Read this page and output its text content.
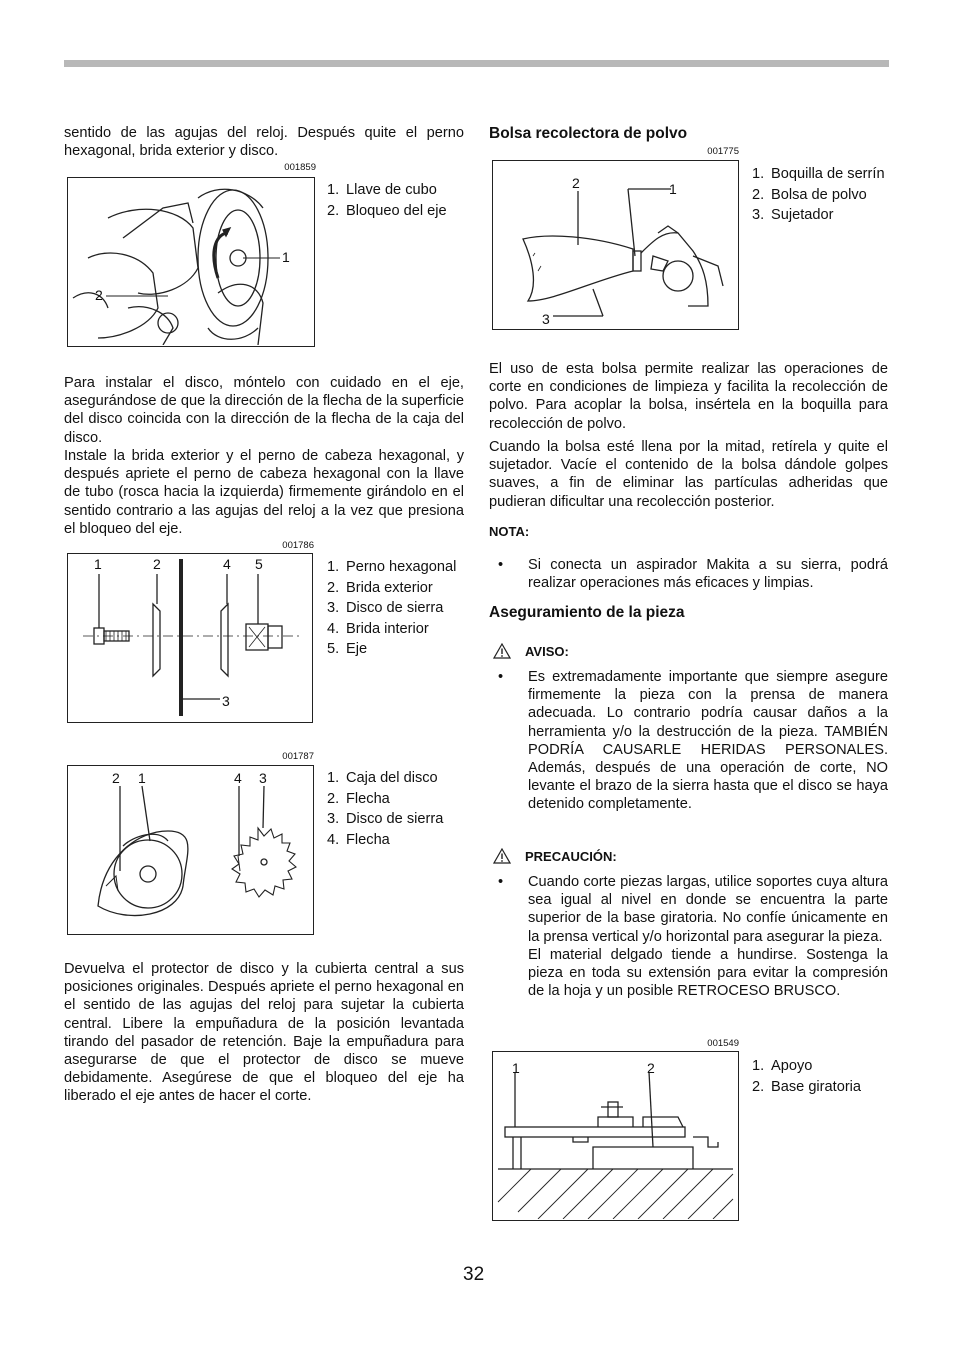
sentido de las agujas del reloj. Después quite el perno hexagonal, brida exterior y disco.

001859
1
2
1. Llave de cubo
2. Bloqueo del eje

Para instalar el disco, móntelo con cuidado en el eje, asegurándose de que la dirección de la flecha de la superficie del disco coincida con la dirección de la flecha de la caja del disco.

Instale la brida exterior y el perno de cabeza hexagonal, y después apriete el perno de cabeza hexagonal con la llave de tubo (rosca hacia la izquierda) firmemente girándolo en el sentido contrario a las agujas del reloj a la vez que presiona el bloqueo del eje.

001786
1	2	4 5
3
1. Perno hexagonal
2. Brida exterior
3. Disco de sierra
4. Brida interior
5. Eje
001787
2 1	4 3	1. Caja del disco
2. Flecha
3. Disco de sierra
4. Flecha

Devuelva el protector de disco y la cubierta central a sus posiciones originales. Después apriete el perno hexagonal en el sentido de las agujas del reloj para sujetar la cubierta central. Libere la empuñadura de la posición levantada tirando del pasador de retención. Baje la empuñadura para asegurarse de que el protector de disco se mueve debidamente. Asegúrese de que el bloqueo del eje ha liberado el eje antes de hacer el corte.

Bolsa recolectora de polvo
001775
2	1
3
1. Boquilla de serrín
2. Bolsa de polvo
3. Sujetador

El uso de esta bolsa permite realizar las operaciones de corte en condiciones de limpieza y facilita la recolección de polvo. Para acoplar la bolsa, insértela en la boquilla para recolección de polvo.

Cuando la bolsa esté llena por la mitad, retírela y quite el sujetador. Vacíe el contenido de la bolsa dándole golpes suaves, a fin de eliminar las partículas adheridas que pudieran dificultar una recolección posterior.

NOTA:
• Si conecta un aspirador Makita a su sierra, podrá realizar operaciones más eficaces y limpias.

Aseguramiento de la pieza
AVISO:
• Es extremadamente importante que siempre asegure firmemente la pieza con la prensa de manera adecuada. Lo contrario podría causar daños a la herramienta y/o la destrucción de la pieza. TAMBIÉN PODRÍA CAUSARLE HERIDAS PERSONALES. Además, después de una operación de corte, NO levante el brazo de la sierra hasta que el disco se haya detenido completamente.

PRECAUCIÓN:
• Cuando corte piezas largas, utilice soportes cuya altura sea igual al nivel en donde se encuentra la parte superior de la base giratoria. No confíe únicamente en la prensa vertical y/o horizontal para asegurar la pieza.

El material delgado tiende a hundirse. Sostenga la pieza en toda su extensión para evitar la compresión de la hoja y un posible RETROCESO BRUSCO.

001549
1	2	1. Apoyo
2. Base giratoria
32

● SHORT TASK: Leave the pictures out and print the records above exactly as they stand.

● ANSWER FOR THIS EXERCISE:
Read this page and output its text content.
sentido de las agujas del reloj. Después quite el perno hexagonal, brida exterior y disco.

001859
1
2
1. Llave de cubo
2. Bloqueo del eje

Para instalar el disco, móntelo con cuidado en el eje, asegurándose de que la dirección de la flecha de la superficie del disco coincida con la dirección de la flecha de la caja del disco.

Instale la brida exterior y el perno de cabeza hexagonal, y después apriete el perno de cabeza hexagonal con la llave de tubo (rosca hacia la izquierda) firmemente girándolo en el sentido contrario a las agujas del reloj a la vez que presiona el bloqueo del eje.

001786
1	2	4 5
3
1. Perno hexagonal
2. Brida exterior
3. Disco de sierra
4. Brida interior
5. Eje
001787
2 1	4 3	1. Caja del disco
2. Flecha
3. Disco de sierra
4. Flecha

Devuelva el protector de disco y la cubierta central a sus posiciones originales. Después apriete el perno hexagonal en el sentido de las agujas del reloj para sujetar la cubierta central. Libere la empuñadura de la posición levantada tirando del pasador de retención. Baje la empuñadura para asegurarse de que el protector de disco se mueve debidamente. Asegúrese de que el bloqueo del eje ha liberado el eje antes de hacer el corte.

Bolsa recolectora de polvo
001775
2	1
3
1. Boquilla de serrín
2. Bolsa de polvo
3. Sujetador

El uso de esta bolsa permite realizar las operaciones de corte en condiciones de limpieza y facilita la recolección de polvo. Para acoplar la bolsa, insértela en la boquilla para recolección de polvo.

Cuando la bolsa esté llena por la mitad, retírela y quite el sujetador. Vacíe el contenido de la bolsa dándole golpes suaves, a fin de eliminar las partículas adheridas que pudieran dificultar una recolección posterior.

NOTA:
• Si conecta un aspirador Makita a su sierra, podrá realizar operaciones más eficaces y limpias.

Aseguramiento de la pieza
AVISO:
• Es extremadamente importante que siempre asegure firmemente la pieza con la prensa de manera adecuada. Lo contrario podría causar daños a la herramienta y/o la destrucción de la pieza. TAMBIÉN PODRÍA CAUSARLE HERIDAS PERSONALES. Además, después de una operación de corte, NO levante el brazo de la sierra hasta que el disco se haya detenido completamente.

PRECAUCIÓN:
• Cuando corte piezas largas, utilice soportes cuya altura sea igual al nivel en donde se encuentra la parte superior de la base giratoria. No confíe únicamente en la prensa vertical y/o horizontal para asegurar la pieza.

El material delgado tiende a hundirse. Sostenga la pieza en toda su extensión para evitar la compresión de la hoja y un posible RETROCESO BRUSCO.

001549
1	2	1. Apoyo
2. Base giratoria
32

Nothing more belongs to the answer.